Task description
Wherever a line holds the word "turned", copy that line out.

Provided material
◆ ◆ ◆
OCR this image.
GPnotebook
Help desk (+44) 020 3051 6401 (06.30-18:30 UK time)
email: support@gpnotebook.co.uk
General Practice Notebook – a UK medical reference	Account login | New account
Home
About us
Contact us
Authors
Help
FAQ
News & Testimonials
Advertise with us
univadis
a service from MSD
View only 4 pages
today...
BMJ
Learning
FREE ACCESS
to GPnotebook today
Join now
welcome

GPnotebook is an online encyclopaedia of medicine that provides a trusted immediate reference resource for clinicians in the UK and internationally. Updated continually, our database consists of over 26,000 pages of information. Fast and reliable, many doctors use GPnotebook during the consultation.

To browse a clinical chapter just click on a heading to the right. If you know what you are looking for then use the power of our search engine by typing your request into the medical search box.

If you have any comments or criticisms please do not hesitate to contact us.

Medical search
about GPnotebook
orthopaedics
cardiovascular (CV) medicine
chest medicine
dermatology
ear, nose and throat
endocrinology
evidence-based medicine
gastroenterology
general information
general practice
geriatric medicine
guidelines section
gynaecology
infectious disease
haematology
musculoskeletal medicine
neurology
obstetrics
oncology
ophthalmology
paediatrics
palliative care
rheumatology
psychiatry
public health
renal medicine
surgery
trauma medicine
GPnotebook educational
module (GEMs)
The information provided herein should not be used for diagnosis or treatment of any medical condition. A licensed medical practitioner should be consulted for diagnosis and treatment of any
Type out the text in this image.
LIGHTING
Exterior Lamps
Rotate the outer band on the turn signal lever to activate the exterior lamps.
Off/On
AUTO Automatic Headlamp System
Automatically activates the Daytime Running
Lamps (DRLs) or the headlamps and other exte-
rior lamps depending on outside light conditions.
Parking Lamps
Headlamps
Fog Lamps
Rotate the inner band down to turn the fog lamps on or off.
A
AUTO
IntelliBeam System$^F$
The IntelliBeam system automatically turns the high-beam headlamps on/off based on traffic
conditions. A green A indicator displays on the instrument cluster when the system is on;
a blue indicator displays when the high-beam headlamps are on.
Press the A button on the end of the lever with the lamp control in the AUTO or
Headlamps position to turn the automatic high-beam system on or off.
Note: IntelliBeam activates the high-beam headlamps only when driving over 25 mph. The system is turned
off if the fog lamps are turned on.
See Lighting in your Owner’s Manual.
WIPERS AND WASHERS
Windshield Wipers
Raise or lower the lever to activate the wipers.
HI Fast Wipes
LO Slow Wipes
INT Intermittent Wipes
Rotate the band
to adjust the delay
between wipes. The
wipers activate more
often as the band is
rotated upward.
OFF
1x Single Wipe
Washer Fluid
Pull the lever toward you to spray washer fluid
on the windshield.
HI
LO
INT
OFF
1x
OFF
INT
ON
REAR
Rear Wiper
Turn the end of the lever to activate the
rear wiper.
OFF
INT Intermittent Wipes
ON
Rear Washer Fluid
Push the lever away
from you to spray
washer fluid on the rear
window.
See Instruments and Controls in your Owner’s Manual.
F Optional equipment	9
◆ ◆ ◆
Solution to this exercise
Note: IntelliBeam activates the high-beam headlamps only when driving over 25 mph. The system is turned
off if the fog lamps are turned on.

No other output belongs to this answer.